What you have to do:
Without the pictures, return all of the material exactly as written.

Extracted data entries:

┄┄┄┄┄┄

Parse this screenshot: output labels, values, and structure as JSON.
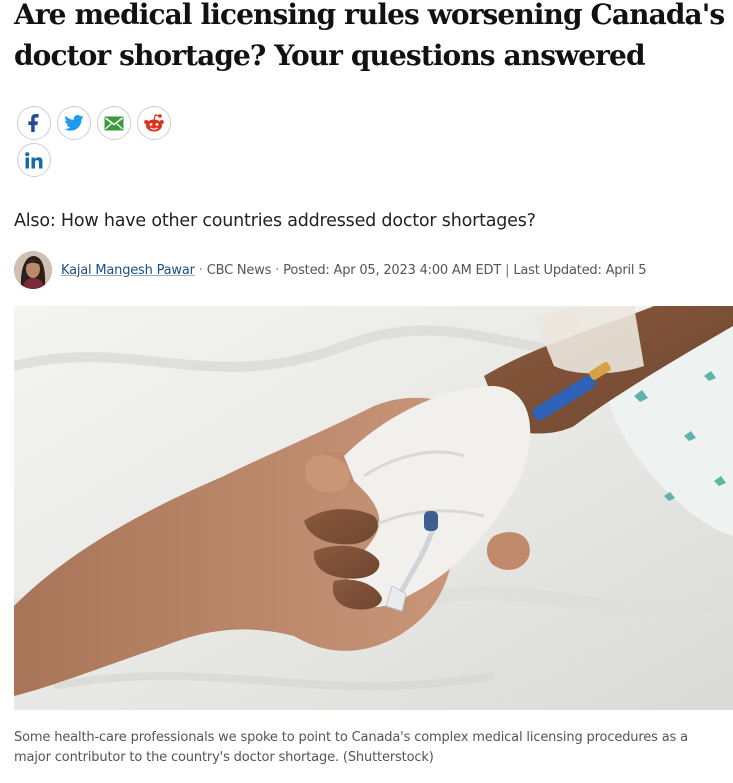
{
  "headline": "Are medical licensing rules worsening Canada's doctor shortage? Your questions answered",
  "share": {
    "facebook_icon": "facebook-icon",
    "twitter_icon": "twitter-icon",
    "email_icon": "email-icon",
    "reddit_icon": "reddit-icon",
    "linkedin_icon": "linkedin-icon",
    "colors": {
      "facebook": "#1f4e96",
      "twitter": "#1d9bf0",
      "email": "#3c9a3c",
      "reddit": "#e0301e",
      "linkedin": "#1a6aa8"
    }
  },
  "subhead": "Also: How have other countries addressed doctor shortages?",
  "byline": {
    "author": "Kajal Mangesh Pawar",
    "outlet": "CBC News",
    "posted": "Posted: Apr 05, 2023 4:00 AM EDT",
    "updated": "Last Updated: April 5",
    "dot1": "·",
    "dot2": "·",
    "bar": "|"
  },
  "photo": {
    "description_icon": "photo-child-hand-iv"
  },
  "caption": "Some health-care professionals we spoke to point to Canada's complex medical licensing procedures as a major contributor to the country's doctor shortage. (Shutterstock)"
}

┄┄┄┄┄┄

Solved exercise:
Parse this screenshot: output labels, values, and structure as JSON.
{
  "headline": "Are medical licensing rules worsening Canada's doctor shortage? Your questions answered",
  "share": {
    "facebook_icon": "facebook-icon",
    "twitter_icon": "twitter-icon",
    "email_icon": "email-icon",
    "reddit_icon": "reddit-icon",
    "linkedin_icon": "linkedin-icon",
    "colors": {
      "facebook": "#1f4e96",
      "twitter": "#1d9bf0",
      "email": "#3c9a3c",
      "reddit": "#e0301e",
      "linkedin": "#1a6aa8"
    }
  },
  "subhead": "Also: How have other countries addressed doctor shortages?",
  "byline": {
    "author": "Kajal Mangesh Pawar",
    "outlet": "CBC News",
    "posted": "Posted: Apr 05, 2023 4:00 AM EDT",
    "updated": "Last Updated: April 5",
    "dot1": "·",
    "dot2": "·",
    "bar": "|"
  },
  "photo": {
    "description_icon": "photo-child-hand-iv"
  },
  "caption": "Some health-care professionals we spoke to point to Canada's complex medical licensing procedures as a major contributor to the country's doctor shortage. (Shutterstock)"
}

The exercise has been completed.